## What needs to be done
For each line below that contains the string "page", copy that line.

## Input records
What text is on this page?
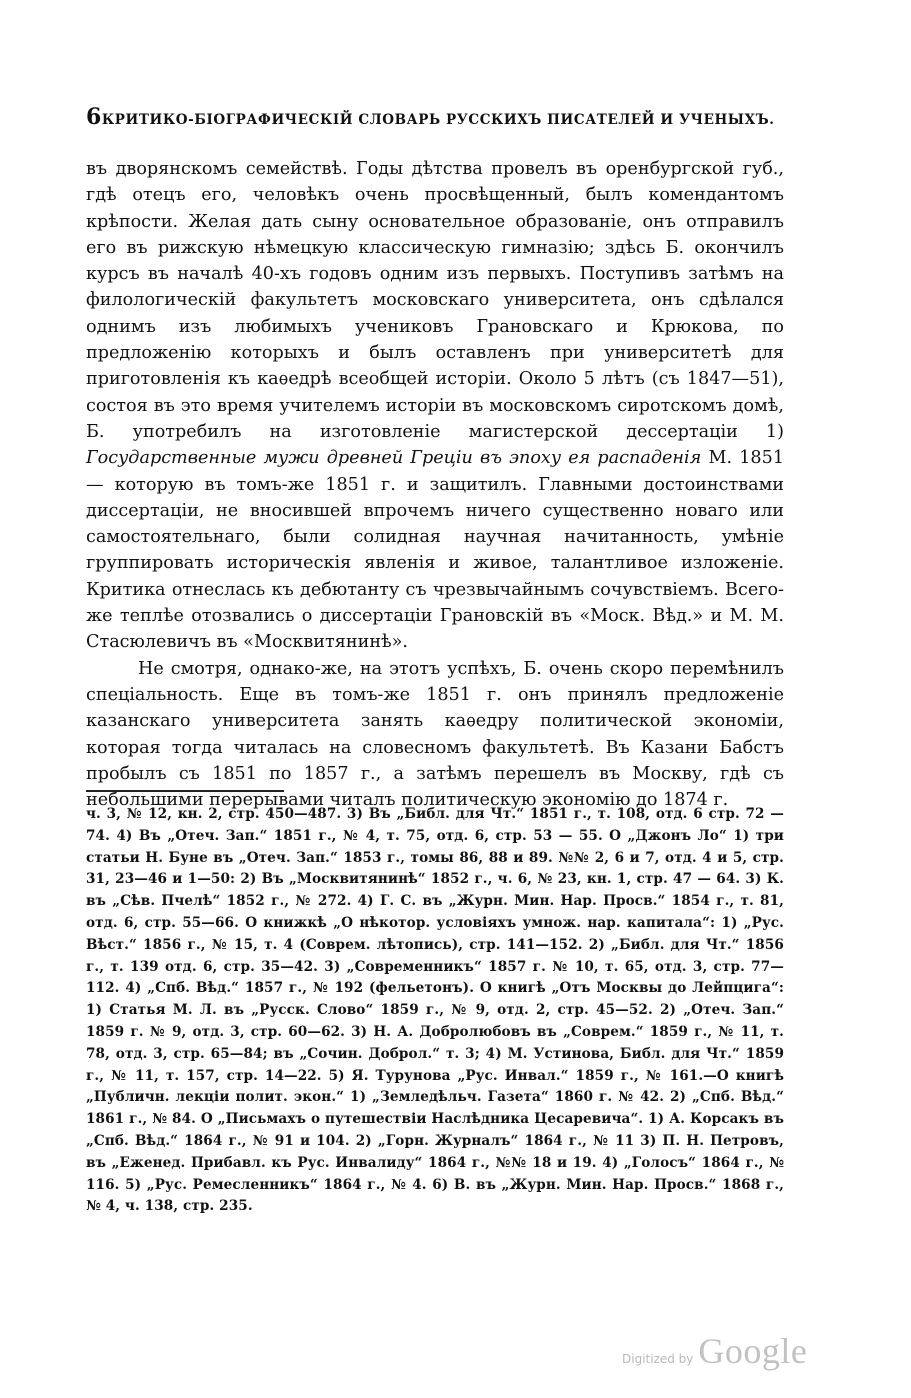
6 КРИТИКО-БІОГРАФИЧЕСКІЙ СЛОВАРЬ РУССКИХЪ ПИСАТЕЛЕЙ И УЧЕНЫХЪ.

въ дворянскомъ семействѣ. Годы дѣтства провелъ въ оренбургской губ., гдѣ отецъ его, человѣкъ очень просвѣщенный, былъ комендантомъ крѣпости. Желая дать сыну основательное образованіе, онъ отправилъ его въ рижскую нѣмецкую классическую гимназію; здѣсь Б. окончилъ курсъ въ началѣ 40-хъ годовъ одним изъ первыхъ. Поступивъ затѣмъ на филологическій факультетъ московскаго университета, онъ сдѣлался однимъ изъ любимыхъ учениковъ Грановскаго и Крюкова, по предложенію которыхъ и былъ оставленъ при университетѣ для приготовленія къ каѳедрѣ всеобщей исторіи. Около 5 лѣтъ (съ 1847—51), состоя въ это время учителемъ исторіи въ московскомъ сиротскомъ домѣ, Б. употребилъ на изготовленіе магистерской дессертаціи 1) Государственные мужи древней Греціи въ эпоху ея распаденія М. 1851 — которую въ томъ-же 1851 г. и защитилъ. Главными достоинствами диссертаціи, не вносившей впрочемъ ничего существенно новаго или самостоятельнаго, были солидная научная начитанность, умѣніе группировать историческія явленія и живое, талантливое изложеніе. Критика отнеслась къ дебютанту съ чрезвычайнымъ сочувствіемъ. Всего-же теплѣе отозвались о диссертаціи Грановскій въ «Моск. Вѣд.» и М. М. Стасюлевичъ въ «Москвитянинѣ».

Не смотря, однако-же, на этотъ успѣхъ, Б. очень скоро перемѣнилъ спеціальность. Еще въ томъ-же 1851 г. онъ принялъ предложеніе казанскаго университета занять каѳедру политической экономіи, которая тогда читалась на словесномъ факультетѣ. Въ Казани Бабстъ пробылъ съ 1851 по 1857 г., а затѣмъ перешелъ въ Москву, гдѣ съ небольшими перерывами читалъ политическую экономію до 1874 г.

ч. 3, № 12, кн. 2, стр. 450—487. 3) Въ „Библ. для Чт.“ 1851 г., т. 108, отд. 6 стр. 72 — 74. 4) Въ „Отеч. Зап.“ 1851 г., № 4, т. 75, отд. 6, стр. 53 — 55. О „Джонъ Ло“ 1) три статьи Н. Буне въ „Отеч. Зап.“ 1853 г., томы 86, 88 и 89. №№ 2, 6 и 7, отд. 4 и 5, стр. 31, 23—46 и 1—50: 2) Въ „Москвитянинѣ“ 1852 г., ч. 6, № 23, кн. 1, стр. 47 — 64. 3) К. въ „Сѣв. Пчелѣ“ 1852 г., № 272. 4) Г. С. въ „Журн. Мин. Нар. Просв.“ 1854 г., т. 81, отд. 6, стр. 55—66. О книжкѣ „О нѣкотор. условіяхъ умнож. нар. капитала“: 1) „Рус. Вѣст.“ 1856 г., № 15, т. 4 (Соврем. лѣтопись), стр. 141—152. 2) „Библ. для Чт.“ 1856 г., т. 139 отд. 6, стр. 35—42. 3) „Современникъ“ 1857 г. № 10, т. 65, отд. 3, стр. 77—112. 4) „Спб. Вѣд.“ 1857 г., № 192 (фельетонъ). О книгѣ „Отъ Москвы до Лейпцига“: 1) Статья М. Л. въ „Русск. Слово“ 1859 г., № 9, отд. 2, стр. 45—52. 2) „Отеч. Зап.“ 1859 г. № 9, отд. 3, стр. 60—62. 3) Н. А. Добролюбовъ въ „Соврем.“ 1859 г., № 11, т. 78, отд. 3, стр. 65—84; въ „Сочин. Доброл.“ т. 3; 4) М. Устинова, Библ. для Чт.“ 1859 г., № 11, т. 157, стр. 14—22. 5) Я. Турунова „Рус. Инвал.“ 1859 г., № 161.—О книгѣ „Публичн. лекціи полит. экон.“ 1) „Земледѣльч. Газета“ 1860 г. № 42. 2) „Спб. Вѣд.“ 1861 г., № 84. О „Письмахъ о путешествіи Наслѣдника Цесаревича“. 1) А. Корсакъ въ „Спб. Вѣд.“ 1864 г., № 91 и 104. 2) „Горн. Журналъ“ 1864 г., № 11 3) П. Н. Петровъ, въ „Еженед. Прибавл. къ Рус. Инвалиду“ 1864 г., №№ 18 и 19. 4) „Голосъ“ 1864 г., № 116. 5) „Рус. Ремесленникъ“ 1864 г., № 4. 6) В. въ „Журн. Мин. Нар. Просв.“ 1868 г., № 4, ч. 138, стр. 235.

Digitized by Google
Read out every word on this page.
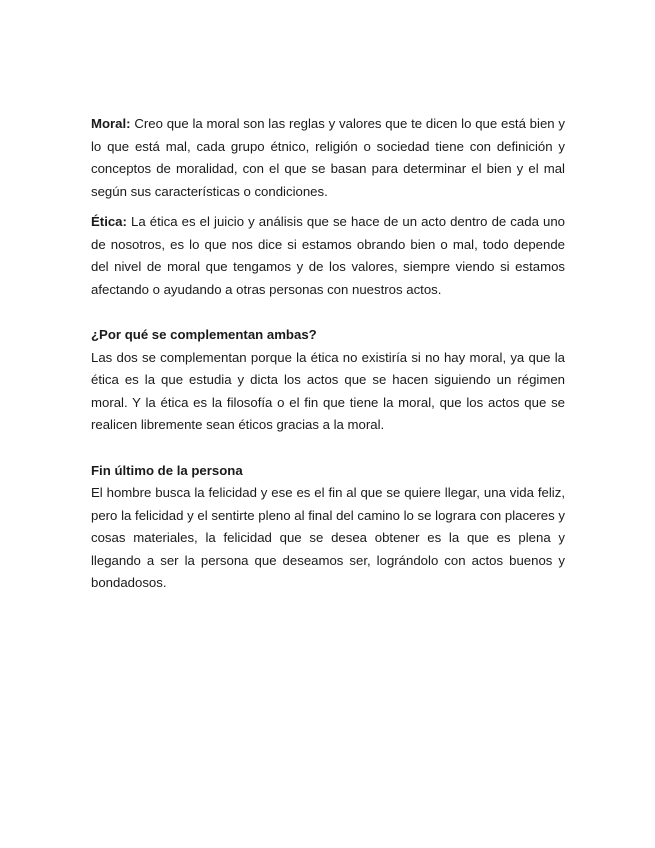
Moral: Creo que la moral son las reglas y valores que te dicen lo que está bien y lo que está mal, cada grupo étnico, religión o sociedad tiene con definición y conceptos de moralidad, con el que se basan para determinar el bien y el mal según sus características o condiciones.

Ética: La ética es el juicio y análisis que se hace de un acto dentro de cada uno de nosotros, es lo que nos dice si estamos obrando bien o mal, todo depende del nivel de moral que tengamos y de los valores, siempre viendo si estamos afectando o ayudando a otras personas con nuestros actos.

¿Por qué se complementan ambas?

Las dos se complementan porque la ética no existiría si no hay moral, ya que la ética es la que estudia y dicta los actos que se hacen siguiendo un régimen moral. Y la ética es la filosofía o el fin que tiene la moral, que los actos que se realicen libremente sean éticos gracias a la moral.

Fin último de la persona

El hombre busca la felicidad y ese es el fin al que se quiere llegar, una vida feliz, pero la felicidad y el sentirte pleno al final del camino lo se lograra con placeres y cosas materiales, la felicidad que se desea obtener es la que es plena y llegando a ser la persona que deseamos ser, lográndolo con actos buenos y bondadosos.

## The completed task
What text is on this page?
Read out every word on this page.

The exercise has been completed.